* What is needed
Copy out every line in which the string "Completion" occurs.

* Data records

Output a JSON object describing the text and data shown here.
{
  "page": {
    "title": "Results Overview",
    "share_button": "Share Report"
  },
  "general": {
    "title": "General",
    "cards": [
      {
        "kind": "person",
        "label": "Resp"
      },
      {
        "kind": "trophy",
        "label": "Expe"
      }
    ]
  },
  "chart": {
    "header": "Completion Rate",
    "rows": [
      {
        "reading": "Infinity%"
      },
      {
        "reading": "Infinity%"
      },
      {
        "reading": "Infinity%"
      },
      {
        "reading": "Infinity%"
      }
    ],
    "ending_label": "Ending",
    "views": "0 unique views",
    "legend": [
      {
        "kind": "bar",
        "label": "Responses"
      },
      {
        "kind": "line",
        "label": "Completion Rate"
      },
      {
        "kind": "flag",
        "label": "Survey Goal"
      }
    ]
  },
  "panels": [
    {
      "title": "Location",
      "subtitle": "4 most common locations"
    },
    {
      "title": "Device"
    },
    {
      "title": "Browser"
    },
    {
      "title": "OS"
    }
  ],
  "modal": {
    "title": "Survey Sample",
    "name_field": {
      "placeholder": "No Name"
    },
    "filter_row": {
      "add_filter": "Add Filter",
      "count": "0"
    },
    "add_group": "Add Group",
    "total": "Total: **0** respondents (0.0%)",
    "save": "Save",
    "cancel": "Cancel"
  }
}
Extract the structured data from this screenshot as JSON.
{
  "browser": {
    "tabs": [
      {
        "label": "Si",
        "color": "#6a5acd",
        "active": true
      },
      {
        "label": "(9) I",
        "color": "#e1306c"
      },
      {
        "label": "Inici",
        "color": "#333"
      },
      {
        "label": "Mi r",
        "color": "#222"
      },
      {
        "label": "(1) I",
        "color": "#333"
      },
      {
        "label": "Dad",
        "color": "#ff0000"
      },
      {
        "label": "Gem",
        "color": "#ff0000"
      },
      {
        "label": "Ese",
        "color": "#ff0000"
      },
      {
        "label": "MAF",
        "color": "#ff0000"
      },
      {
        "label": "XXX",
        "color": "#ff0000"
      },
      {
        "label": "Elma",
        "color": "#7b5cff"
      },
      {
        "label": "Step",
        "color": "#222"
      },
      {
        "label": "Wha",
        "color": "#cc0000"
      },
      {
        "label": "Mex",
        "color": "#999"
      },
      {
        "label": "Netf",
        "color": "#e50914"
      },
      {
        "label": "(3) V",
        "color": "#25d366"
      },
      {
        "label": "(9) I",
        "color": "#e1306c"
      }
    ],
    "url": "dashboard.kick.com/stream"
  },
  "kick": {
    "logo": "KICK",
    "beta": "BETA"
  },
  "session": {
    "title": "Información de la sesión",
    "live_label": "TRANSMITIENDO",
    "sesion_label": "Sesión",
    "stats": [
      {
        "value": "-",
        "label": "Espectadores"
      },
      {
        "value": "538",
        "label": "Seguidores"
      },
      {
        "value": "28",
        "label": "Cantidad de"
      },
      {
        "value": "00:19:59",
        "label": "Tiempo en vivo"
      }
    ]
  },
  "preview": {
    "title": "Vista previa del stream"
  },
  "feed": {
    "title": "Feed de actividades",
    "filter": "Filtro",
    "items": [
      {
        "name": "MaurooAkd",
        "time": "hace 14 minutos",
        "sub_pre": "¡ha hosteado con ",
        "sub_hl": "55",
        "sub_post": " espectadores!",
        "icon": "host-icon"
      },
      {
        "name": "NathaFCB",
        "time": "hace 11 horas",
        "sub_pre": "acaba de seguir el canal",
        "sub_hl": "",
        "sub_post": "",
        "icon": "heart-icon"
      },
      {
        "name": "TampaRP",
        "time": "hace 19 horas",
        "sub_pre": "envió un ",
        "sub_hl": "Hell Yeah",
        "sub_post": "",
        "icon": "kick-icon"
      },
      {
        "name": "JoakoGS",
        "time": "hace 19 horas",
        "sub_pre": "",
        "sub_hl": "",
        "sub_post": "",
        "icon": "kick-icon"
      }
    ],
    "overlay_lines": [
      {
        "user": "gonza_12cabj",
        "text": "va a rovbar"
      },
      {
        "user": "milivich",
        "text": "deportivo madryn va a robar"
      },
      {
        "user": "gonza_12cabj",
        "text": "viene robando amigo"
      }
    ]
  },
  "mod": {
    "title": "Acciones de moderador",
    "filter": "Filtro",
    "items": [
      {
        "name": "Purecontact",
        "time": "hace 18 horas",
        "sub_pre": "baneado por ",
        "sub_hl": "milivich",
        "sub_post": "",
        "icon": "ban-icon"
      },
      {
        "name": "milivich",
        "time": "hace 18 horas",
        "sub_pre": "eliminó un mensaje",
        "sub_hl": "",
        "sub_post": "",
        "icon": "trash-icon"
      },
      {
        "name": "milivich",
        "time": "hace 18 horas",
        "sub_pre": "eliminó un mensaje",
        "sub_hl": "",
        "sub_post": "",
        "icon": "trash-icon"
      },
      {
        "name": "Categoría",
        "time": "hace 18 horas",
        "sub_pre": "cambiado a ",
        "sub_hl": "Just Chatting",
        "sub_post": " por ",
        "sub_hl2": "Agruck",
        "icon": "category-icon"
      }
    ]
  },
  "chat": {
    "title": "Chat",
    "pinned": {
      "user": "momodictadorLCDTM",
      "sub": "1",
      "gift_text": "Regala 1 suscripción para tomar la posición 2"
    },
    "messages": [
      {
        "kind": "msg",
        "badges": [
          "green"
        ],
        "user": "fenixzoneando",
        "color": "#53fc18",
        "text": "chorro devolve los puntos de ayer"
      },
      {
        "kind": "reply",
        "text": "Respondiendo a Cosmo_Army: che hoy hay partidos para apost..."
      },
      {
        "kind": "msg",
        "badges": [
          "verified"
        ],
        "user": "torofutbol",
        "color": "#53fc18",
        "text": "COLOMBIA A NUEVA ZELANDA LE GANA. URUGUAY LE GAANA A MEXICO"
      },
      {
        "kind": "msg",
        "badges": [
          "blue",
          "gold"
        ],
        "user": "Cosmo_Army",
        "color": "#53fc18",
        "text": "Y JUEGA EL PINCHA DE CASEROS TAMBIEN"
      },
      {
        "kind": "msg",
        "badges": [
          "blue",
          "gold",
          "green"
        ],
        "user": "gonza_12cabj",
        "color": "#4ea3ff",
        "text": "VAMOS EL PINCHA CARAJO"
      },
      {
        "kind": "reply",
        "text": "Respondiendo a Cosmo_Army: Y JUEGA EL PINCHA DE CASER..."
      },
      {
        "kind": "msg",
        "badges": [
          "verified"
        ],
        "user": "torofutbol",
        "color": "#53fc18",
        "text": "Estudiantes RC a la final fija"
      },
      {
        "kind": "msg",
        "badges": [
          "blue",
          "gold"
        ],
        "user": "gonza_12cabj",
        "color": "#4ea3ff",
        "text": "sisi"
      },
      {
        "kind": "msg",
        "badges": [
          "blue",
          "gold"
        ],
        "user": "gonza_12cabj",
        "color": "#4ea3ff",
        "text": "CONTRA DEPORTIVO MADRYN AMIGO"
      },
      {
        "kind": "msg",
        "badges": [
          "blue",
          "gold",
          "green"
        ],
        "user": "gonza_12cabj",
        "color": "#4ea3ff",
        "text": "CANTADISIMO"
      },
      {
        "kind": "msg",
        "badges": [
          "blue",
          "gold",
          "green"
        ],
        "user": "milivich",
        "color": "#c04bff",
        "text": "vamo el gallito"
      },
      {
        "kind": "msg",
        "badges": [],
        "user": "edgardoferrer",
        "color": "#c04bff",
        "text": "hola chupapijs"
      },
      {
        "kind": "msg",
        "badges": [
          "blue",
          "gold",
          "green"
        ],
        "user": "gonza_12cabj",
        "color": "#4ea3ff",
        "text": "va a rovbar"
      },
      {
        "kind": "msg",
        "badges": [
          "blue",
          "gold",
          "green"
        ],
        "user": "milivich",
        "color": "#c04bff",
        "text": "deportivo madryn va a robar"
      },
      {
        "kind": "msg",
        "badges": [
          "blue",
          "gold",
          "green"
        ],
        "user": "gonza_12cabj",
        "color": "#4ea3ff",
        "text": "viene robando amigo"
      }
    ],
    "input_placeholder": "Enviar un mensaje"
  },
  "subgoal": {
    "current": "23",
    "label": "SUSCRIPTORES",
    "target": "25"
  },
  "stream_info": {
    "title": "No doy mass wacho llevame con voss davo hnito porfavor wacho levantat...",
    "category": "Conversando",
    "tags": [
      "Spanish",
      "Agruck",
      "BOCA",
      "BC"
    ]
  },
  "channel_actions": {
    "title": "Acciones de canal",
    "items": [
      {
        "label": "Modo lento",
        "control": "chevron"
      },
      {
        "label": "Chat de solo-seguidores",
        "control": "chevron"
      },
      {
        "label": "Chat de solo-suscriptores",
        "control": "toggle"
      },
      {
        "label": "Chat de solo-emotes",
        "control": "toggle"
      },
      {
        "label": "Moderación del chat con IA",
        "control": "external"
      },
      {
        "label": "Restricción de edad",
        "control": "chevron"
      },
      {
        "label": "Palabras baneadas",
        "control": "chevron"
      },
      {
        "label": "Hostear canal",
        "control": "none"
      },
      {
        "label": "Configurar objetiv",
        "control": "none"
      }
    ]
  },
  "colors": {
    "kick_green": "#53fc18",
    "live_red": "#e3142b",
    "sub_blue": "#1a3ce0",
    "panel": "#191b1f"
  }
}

* Solution
    "header": "Completion Rate",
        "label": "Completion Rate"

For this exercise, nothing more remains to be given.